**Extracted data entries**.
· · · · ·

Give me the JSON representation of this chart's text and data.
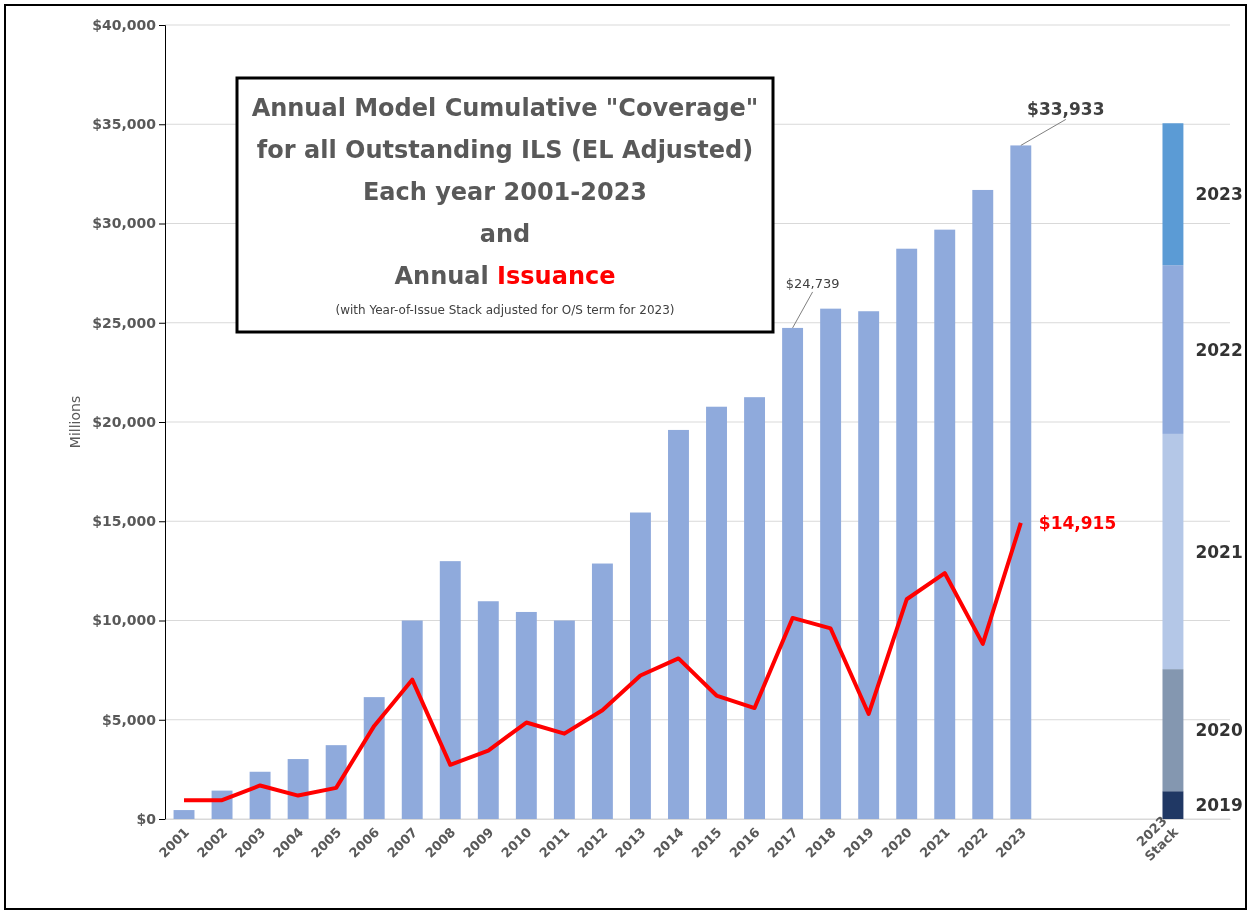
{
  "chart_data": {
    "type": "bar",
    "title": "Annual Model Cumulative \"Coverage\"\nfor all Outstanding ILS (EL Adjusted)\nEach year 2001-2023\nand\nAnnual Issuance",
    "subtitle": "(with Year-of-Issue Stack adjusted for O/S term for 2023)",
    "ylabel": "Millions",
    "categories": [
      "2001",
      "2002",
      "2003",
      "2004",
      "2005",
      "2006",
      "2007",
      "2008",
      "2009",
      "2010",
      "2011",
      "2012",
      "2013",
      "2014",
      "2015",
      "2016",
      "2017",
      "2018",
      "2019",
      "2020",
      "2021",
      "2022",
      "2023",
      null,
      null,
      null,
      "2023 Stack",
      null
    ],
    "stacked": true,
    "series": [
      {
        "color": "#8faadc",
        "values": [
          450,
          1430,
          2380,
          3020,
          3720,
          6140,
          10000,
          12990,
          10970,
          10430,
          10000,
          12870,
          15440,
          19600,
          20770,
          21250,
          24739,
          25710,
          25580,
          28730,
          29690,
          31690,
          33933,
          null,
          null,
          null,
          null,
          null
        ],
        "value_labels": [
          null,
          null,
          null,
          null,
          null,
          null,
          null,
          null,
          null,
          null,
          null,
          null,
          null,
          null,
          null,
          null,
          "$24,739",
          null,
          null,
          null,
          null,
          null,
          "$33,933",
          null,
          null,
          null,
          null,
          null
        ]
      },
      {
        "name": "2019",
        "color": "#203864",
        "values": [
          null,
          null,
          null,
          null,
          null,
          null,
          null,
          null,
          null,
          null,
          null,
          null,
          null,
          null,
          null,
          null,
          null,
          null,
          null,
          null,
          null,
          null,
          null,
          null,
          null,
          null,
          1400,
          null
        ]
      },
      {
        "name": "2020",
        "color": "#8497b0",
        "values": [
          null,
          null,
          null,
          null,
          null,
          null,
          null,
          null,
          null,
          null,
          null,
          null,
          null,
          null,
          null,
          null,
          null,
          null,
          null,
          null,
          null,
          null,
          null,
          null,
          null,
          null,
          6150,
          null
        ]
      },
      {
        "name": "2021",
        "color": "#b4c7e7",
        "values": [
          null,
          null,
          null,
          null,
          null,
          null,
          null,
          null,
          null,
          null,
          null,
          null,
          null,
          null,
          null,
          null,
          null,
          null,
          null,
          null,
          null,
          null,
          null,
          null,
          null,
          null,
          11850,
          null
        ]
      },
      {
        "name": "2022",
        "color": "#8faadc",
        "values": [
          null,
          null,
          null,
          null,
          null,
          null,
          null,
          null,
          null,
          null,
          null,
          null,
          null,
          null,
          null,
          null,
          null,
          null,
          null,
          null,
          null,
          null,
          null,
          null,
          null,
          null,
          8500,
          null
        ]
      },
      {
        "name": "2023",
        "color": "#5b9bd5",
        "values": [
          null,
          null,
          null,
          null,
          null,
          null,
          null,
          null,
          null,
          null,
          null,
          null,
          null,
          null,
          null,
          null,
          null,
          null,
          null,
          null,
          null,
          null,
          null,
          null,
          null,
          null,
          7150,
          null
        ]
      },
      {
        "type": "line",
        "color": "#ff0000",
        "values": [
          950,
          950,
          1690,
          1180,
          1570,
          4690,
          7020,
          2730,
          3450,
          4860,
          4300,
          5480,
          7230,
          8090,
          6220,
          5590,
          10130,
          9600,
          5290,
          11070,
          12390,
          8820,
          14915,
          null,
          null,
          null,
          null,
          null
        ],
        "value_labels": [
          null,
          null,
          null,
          null,
          null,
          null,
          null,
          null,
          null,
          null,
          null,
          null,
          null,
          null,
          null,
          null,
          null,
          null,
          null,
          null,
          null,
          null,
          "$14,915",
          null,
          null,
          null,
          null,
          null
        ]
      }
    ],
    "ylim": [
      0,
      40000
    ],
    "yticks": [
      {
        "value": 0,
        "label": "$0"
      },
      {
        "value": 5000,
        "label": "$5,000"
      },
      {
        "value": 10000,
        "label": "$10,000"
      },
      {
        "value": 15000,
        "label": "$15,000"
      },
      {
        "value": 20000,
        "label": "$20,000"
      },
      {
        "value": 25000,
        "label": "$25,000"
      },
      {
        "value": 30000,
        "label": "$30,000"
      },
      {
        "value": 35000,
        "label": "$35,000"
      },
      {
        "value": 40000,
        "label": "$40,000"
      }
    ],
    "grid": "y"
  }
}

· · · · ·

Read the data above. Pull out each line in which the string "name" appears.

        "name": "2019",
        "name": "2020",
        "name": "2021",
        "name": "2022",
        "name": "2023",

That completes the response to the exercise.